═══ Exercise materials

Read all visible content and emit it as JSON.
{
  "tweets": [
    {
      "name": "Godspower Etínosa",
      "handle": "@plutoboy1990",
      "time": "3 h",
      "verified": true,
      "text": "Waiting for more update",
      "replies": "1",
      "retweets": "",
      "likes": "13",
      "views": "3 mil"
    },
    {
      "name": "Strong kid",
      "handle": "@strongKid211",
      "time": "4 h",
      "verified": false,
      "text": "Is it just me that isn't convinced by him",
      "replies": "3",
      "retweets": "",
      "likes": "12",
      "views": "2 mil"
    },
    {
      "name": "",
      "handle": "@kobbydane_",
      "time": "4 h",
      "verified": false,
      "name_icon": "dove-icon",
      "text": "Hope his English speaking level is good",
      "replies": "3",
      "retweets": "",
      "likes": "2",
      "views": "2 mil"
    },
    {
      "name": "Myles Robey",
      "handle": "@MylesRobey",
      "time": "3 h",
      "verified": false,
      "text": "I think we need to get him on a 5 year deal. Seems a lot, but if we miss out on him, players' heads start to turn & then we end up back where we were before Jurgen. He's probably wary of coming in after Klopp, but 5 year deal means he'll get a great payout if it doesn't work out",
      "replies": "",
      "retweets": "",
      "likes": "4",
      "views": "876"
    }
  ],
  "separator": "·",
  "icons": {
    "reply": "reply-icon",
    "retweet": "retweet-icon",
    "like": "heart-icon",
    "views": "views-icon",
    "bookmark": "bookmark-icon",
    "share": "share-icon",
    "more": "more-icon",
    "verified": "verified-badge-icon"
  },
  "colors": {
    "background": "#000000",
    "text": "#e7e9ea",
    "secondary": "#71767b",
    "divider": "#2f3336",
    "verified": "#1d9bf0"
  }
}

══════
═══ Exercise materials

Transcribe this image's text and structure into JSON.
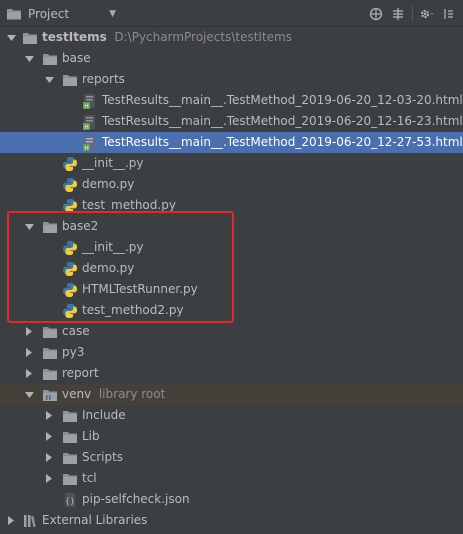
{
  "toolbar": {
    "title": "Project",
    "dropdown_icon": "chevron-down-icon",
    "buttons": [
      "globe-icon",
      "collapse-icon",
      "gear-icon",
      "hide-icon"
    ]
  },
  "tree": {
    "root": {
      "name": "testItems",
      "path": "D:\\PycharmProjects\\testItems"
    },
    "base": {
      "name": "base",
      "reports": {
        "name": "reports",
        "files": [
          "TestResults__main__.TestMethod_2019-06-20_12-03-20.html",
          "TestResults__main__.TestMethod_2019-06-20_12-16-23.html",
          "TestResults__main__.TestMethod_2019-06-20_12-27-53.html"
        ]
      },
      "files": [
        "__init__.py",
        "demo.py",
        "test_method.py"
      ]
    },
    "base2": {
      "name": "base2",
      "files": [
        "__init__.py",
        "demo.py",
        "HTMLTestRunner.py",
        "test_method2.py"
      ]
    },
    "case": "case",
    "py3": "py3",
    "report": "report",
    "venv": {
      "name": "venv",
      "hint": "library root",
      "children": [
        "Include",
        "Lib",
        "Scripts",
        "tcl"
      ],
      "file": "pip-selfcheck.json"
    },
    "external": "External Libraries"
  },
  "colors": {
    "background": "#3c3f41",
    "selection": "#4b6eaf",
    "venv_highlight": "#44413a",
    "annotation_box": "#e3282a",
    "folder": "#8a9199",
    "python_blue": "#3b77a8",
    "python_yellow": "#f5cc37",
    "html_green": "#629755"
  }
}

══════
═══ Exercise materials

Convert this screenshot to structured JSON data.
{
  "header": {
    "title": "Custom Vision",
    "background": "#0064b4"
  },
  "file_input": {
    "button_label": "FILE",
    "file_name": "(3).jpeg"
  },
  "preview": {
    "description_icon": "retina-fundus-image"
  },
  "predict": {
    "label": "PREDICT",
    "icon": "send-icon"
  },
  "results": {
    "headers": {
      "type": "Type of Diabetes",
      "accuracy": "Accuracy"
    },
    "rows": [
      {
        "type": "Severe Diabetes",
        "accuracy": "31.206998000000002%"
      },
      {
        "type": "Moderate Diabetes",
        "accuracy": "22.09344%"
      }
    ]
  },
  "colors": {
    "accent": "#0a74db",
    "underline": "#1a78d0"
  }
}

══════

# What you are asked to do:
Which lines hold the word "Diabetes"? Show each one.

# In response:
      "type": "Type of Diabetes",
        "type": "Severe Diabetes",
        "type": "Moderate Diabetes",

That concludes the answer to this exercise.